◆ THE TASK ◆
Collect every line of the records below that contains the word "ylabel".

---------- MATERIAL PROVIDED

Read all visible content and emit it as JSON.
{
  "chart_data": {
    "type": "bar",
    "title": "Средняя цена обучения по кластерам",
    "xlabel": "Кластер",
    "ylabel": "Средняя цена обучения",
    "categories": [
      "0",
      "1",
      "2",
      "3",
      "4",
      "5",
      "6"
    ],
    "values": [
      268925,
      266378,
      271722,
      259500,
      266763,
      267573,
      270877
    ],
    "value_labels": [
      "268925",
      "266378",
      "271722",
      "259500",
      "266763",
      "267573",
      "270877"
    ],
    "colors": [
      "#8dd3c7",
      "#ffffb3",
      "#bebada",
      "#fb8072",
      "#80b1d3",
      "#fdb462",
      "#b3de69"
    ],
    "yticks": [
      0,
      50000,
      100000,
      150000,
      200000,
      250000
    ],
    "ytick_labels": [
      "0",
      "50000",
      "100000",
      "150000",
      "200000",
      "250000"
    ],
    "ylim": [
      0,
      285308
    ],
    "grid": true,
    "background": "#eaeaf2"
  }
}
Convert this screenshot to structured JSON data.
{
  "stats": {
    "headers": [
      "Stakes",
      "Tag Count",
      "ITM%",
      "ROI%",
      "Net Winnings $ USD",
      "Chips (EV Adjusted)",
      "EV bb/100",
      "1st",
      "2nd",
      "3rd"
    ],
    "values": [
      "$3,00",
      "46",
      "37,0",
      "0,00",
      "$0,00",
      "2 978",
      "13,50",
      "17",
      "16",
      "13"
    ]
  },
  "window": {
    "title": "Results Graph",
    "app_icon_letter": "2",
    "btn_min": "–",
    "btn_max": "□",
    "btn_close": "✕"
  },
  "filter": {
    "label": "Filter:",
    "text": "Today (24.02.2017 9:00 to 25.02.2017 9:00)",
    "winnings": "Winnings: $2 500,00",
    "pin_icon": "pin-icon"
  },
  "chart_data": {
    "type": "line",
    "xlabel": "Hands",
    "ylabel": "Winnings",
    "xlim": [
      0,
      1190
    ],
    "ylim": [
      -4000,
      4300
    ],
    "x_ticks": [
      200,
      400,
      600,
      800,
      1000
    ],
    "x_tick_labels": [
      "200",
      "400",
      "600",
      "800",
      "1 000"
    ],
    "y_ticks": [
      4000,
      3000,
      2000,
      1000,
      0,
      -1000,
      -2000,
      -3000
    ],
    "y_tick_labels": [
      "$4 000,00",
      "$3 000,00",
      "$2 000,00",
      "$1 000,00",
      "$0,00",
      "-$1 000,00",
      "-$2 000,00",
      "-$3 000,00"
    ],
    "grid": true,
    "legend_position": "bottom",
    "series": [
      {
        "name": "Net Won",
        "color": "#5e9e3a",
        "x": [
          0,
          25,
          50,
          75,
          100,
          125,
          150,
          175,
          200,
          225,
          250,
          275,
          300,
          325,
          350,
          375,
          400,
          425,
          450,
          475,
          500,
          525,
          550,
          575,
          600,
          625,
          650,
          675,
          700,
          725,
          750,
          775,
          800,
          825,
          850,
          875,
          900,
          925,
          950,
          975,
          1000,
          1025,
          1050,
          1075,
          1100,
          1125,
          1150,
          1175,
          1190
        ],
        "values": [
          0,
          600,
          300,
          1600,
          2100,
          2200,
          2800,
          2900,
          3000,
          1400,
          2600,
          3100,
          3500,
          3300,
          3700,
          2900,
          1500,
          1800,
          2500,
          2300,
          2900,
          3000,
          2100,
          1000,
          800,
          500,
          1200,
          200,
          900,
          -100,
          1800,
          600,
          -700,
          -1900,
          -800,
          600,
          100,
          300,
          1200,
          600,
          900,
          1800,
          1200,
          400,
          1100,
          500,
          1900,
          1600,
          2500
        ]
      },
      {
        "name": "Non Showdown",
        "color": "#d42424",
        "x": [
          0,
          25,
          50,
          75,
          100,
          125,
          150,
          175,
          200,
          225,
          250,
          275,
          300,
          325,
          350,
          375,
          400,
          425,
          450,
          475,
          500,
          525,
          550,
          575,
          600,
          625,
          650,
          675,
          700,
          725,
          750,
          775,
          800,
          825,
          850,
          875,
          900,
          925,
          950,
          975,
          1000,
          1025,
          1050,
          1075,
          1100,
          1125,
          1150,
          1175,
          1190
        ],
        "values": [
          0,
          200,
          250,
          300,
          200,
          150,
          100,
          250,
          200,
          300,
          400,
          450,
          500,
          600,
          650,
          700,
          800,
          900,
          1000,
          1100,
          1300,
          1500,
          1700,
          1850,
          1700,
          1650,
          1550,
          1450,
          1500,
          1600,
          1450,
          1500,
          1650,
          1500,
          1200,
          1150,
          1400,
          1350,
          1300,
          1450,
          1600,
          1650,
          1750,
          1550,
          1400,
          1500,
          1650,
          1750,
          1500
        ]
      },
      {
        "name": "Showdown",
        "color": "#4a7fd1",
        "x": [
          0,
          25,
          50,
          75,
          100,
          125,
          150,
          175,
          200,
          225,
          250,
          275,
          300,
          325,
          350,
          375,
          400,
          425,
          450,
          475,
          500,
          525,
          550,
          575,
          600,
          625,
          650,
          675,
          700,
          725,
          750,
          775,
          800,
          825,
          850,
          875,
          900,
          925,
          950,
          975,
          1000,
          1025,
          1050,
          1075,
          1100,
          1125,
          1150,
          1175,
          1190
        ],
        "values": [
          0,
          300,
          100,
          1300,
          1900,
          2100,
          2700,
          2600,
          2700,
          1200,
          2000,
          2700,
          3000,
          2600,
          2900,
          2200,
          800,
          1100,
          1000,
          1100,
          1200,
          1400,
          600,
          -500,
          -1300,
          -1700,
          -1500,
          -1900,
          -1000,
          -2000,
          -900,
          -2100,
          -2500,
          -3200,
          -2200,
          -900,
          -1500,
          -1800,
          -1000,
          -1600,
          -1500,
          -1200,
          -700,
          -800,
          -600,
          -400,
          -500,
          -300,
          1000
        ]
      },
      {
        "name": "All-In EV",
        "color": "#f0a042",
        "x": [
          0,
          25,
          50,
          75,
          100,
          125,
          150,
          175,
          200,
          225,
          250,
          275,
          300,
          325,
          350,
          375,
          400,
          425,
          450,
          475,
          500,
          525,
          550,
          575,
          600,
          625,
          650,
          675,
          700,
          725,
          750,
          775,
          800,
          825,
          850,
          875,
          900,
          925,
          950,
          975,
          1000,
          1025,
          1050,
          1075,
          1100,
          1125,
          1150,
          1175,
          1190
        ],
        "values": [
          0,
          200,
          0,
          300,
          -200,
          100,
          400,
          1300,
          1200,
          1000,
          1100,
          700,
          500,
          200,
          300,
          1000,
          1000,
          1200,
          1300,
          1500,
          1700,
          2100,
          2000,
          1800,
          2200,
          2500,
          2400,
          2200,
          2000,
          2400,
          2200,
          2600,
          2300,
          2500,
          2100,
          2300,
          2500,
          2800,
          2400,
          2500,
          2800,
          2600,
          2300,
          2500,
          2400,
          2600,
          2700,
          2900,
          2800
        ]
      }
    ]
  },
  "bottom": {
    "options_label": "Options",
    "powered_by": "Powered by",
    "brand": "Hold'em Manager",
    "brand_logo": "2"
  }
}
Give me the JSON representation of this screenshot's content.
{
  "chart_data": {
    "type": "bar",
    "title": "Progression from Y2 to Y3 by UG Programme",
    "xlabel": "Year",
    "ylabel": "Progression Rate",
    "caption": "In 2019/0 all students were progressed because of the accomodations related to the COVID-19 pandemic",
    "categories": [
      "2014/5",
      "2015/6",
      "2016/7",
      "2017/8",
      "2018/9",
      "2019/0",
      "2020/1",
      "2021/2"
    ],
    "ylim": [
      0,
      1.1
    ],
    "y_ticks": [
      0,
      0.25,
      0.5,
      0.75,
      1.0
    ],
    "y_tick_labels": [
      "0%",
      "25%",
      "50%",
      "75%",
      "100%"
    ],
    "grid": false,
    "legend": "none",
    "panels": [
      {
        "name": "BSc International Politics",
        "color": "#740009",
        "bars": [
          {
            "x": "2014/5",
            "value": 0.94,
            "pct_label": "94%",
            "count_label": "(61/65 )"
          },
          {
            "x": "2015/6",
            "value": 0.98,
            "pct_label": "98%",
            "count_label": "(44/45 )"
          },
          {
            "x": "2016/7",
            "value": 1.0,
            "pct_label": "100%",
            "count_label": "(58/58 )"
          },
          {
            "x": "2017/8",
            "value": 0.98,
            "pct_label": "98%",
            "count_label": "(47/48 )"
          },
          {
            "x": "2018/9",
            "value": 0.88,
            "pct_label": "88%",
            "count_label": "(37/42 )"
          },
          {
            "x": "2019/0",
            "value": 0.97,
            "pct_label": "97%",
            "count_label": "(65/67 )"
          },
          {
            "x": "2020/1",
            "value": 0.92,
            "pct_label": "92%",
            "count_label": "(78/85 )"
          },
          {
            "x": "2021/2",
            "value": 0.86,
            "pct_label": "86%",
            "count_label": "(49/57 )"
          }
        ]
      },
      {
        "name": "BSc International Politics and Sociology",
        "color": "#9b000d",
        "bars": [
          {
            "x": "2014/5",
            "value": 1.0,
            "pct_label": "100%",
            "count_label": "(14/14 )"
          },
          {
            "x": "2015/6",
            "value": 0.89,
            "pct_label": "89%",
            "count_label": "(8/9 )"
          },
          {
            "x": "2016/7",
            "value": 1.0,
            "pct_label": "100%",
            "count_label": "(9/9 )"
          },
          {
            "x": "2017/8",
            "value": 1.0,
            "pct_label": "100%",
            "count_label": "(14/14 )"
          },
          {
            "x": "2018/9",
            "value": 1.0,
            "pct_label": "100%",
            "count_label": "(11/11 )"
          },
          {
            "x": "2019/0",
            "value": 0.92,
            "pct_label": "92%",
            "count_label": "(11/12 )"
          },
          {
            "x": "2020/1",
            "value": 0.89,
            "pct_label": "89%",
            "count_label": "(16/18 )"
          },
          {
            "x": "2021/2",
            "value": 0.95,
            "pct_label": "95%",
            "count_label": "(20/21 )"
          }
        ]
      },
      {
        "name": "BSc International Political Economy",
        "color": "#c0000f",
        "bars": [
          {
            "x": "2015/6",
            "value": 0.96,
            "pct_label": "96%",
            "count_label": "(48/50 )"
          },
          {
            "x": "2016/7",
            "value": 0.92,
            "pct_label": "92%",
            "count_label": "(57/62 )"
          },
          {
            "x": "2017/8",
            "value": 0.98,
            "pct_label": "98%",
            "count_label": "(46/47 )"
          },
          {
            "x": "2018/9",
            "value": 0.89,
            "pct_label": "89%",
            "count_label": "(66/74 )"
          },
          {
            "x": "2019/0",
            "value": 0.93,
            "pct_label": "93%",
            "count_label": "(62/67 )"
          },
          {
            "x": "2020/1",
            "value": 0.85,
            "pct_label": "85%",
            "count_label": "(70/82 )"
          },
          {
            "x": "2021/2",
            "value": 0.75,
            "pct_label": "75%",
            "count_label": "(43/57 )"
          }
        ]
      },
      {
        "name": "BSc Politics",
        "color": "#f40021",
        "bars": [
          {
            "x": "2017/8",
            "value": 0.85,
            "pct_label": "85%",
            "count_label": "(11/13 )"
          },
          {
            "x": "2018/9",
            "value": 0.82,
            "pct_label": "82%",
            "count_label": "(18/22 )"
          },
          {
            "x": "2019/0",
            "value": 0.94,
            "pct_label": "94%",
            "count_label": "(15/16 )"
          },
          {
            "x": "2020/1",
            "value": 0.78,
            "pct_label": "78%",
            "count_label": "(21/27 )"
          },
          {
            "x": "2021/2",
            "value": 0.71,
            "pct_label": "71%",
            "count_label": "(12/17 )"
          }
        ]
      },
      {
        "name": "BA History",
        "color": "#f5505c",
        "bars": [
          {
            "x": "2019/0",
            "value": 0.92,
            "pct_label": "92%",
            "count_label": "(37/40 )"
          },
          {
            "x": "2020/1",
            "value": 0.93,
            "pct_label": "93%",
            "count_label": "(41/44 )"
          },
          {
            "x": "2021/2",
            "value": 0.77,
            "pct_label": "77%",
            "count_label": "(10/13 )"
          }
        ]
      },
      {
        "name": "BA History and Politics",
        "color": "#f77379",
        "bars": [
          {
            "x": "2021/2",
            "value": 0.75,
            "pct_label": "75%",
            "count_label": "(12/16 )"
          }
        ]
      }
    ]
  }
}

--------------------

◆ ANSWER TO THE PROBLEM ◆
    "ylabel": "Средняя цена обучения",
    "ylabel": "Winnings",
    "ylabel": "Progression Rate",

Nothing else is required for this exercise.